WHAT THE TASK ASKS: Copy each of these entries word for word.

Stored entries
──────────────────────────────
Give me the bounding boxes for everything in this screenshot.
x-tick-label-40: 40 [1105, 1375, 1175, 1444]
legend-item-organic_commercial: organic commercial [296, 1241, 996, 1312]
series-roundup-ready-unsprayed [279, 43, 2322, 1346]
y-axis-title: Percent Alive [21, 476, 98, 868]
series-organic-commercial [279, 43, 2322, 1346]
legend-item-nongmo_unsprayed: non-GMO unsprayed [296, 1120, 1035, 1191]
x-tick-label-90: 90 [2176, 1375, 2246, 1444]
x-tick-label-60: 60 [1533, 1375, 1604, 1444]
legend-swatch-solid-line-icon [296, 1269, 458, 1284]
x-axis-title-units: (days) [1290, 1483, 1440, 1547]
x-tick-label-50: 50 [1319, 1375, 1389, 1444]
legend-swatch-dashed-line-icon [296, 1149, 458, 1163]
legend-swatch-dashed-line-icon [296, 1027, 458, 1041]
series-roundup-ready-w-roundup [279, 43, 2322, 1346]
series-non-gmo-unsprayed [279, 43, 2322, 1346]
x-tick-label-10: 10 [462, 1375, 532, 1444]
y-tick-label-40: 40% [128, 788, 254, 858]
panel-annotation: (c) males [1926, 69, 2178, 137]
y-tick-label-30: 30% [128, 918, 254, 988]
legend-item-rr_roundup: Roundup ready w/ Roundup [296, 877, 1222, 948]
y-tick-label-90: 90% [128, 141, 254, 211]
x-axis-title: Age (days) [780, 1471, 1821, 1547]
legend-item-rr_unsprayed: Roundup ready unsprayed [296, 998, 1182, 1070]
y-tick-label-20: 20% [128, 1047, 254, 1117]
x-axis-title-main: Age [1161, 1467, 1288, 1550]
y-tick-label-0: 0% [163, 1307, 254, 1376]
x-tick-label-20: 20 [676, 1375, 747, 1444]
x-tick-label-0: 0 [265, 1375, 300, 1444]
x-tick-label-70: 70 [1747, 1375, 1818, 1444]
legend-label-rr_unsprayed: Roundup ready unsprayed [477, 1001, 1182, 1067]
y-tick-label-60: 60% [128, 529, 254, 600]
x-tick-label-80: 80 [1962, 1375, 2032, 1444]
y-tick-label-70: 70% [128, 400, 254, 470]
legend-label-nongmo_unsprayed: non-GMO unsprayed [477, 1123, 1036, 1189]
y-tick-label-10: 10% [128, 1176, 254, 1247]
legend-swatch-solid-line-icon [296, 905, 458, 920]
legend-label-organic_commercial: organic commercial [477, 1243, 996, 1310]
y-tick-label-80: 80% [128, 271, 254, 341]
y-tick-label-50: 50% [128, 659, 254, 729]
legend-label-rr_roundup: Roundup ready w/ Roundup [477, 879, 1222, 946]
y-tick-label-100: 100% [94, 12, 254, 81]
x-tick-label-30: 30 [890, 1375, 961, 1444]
──────────────────────────────
ANSWER FOR THE TASK:
Give me the bounding boxes for everything in this screenshot.
x-tick-label-40: 40 [1105, 1375, 1175, 1444]
legend-item-organic_commercial: organic commercial [296, 1241, 996, 1312]
series-roundup-ready-unsprayed [279, 43, 2322, 1346]
y-axis-title: Percent Alive [21, 476, 98, 868]
series-organic-commercial [279, 43, 2322, 1346]
legend-item-nongmo_unsprayed: non-GMO unsprayed [296, 1120, 1035, 1191]
x-tick-label-90: 90 [2176, 1375, 2246, 1444]
x-tick-label-60: 60 [1533, 1375, 1604, 1444]
legend-swatch-solid-line-icon [296, 1269, 458, 1284]
x-axis-title-units: (days) [1290, 1483, 1440, 1547]
x-tick-label-50: 50 [1319, 1375, 1389, 1444]
legend-swatch-dashed-line-icon [296, 1149, 458, 1163]
legend-swatch-dashed-line-icon [296, 1027, 458, 1041]
series-roundup-ready-w-roundup [279, 43, 2322, 1346]
series-non-gmo-unsprayed [279, 43, 2322, 1346]
x-tick-label-10: 10 [462, 1375, 532, 1444]
y-tick-label-40: 40% [128, 788, 254, 858]
panel-annotation: (c) males [1926, 69, 2178, 137]
y-tick-label-30: 30% [128, 918, 254, 988]
legend-item-rr_roundup: Roundup ready w/ Roundup [296, 877, 1222, 948]
y-tick-label-90: 90% [128, 141, 254, 211]
x-axis-title: Age (days) [780, 1471, 1821, 1547]
legend-item-rr_unsprayed: Roundup ready unsprayed [296, 998, 1182, 1070]
y-tick-label-20: 20% [128, 1047, 254, 1117]
x-axis-title-main: Age [1161, 1467, 1288, 1550]
y-tick-label-0: 0% [163, 1307, 254, 1376]
x-tick-label-20: 20 [676, 1375, 747, 1444]
x-tick-label-0: 0 [265, 1375, 300, 1444]
x-tick-label-70: 70 [1747, 1375, 1818, 1444]
legend-label-rr_unsprayed: Roundup ready unsprayed [477, 1001, 1182, 1067]
y-tick-label-60: 60% [128, 529, 254, 600]
x-tick-label-80: 80 [1962, 1375, 2032, 1444]
y-tick-label-70: 70% [128, 400, 254, 470]
legend-label-nongmo_unsprayed: non-GMO unsprayed [477, 1123, 1036, 1189]
y-tick-label-10: 10% [128, 1176, 254, 1247]
legend-swatch-solid-line-icon [296, 905, 458, 920]
legend-label-organic_commercial: organic commercial [477, 1243, 996, 1310]
y-tick-label-80: 80% [128, 271, 254, 341]
y-tick-label-50: 50% [128, 659, 254, 729]
legend-label-rr_roundup: Roundup ready w/ Roundup [477, 879, 1222, 946]
y-tick-label-100: 100% [94, 12, 254, 81]
x-tick-label-30: 30 [890, 1375, 961, 1444]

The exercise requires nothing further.